Exercise description
In the material below, list every line carrying the string "icon".

Records from a data source

+++

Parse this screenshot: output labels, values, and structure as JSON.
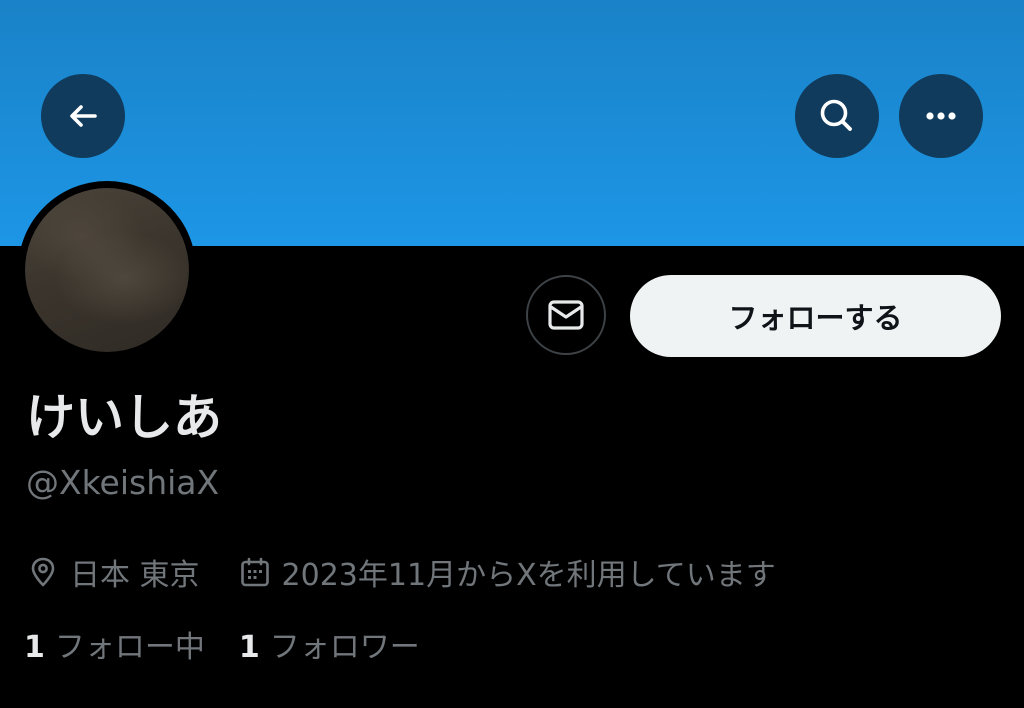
{
  "header": {
    "banner_color": "#1d96e6",
    "back_icon": "arrow-left-icon",
    "search_icon": "search-icon",
    "more_icon": "more-horizontal-icon"
  },
  "profile": {
    "display_name": "けいしあ",
    "handle": "@XkeishiaX",
    "location": "日本 東京",
    "joined": "2023年11月からXを利用しています",
    "location_icon": "location-pin-icon",
    "joined_icon": "calendar-icon"
  },
  "actions": {
    "message_icon": "envelope-icon",
    "follow_label": "フォローする"
  },
  "stats": {
    "following_count": "1",
    "following_label": "フォロー中",
    "followers_count": "1",
    "followers_label": "フォロワー"
  }
}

+++

Correct output
    "back_icon": "arrow-left-icon",
    "search_icon": "search-icon",
    "more_icon": "more-horizontal-icon"
    "location_icon": "location-pin-icon",
    "joined_icon": "calendar-icon"
    "message_icon": "envelope-icon",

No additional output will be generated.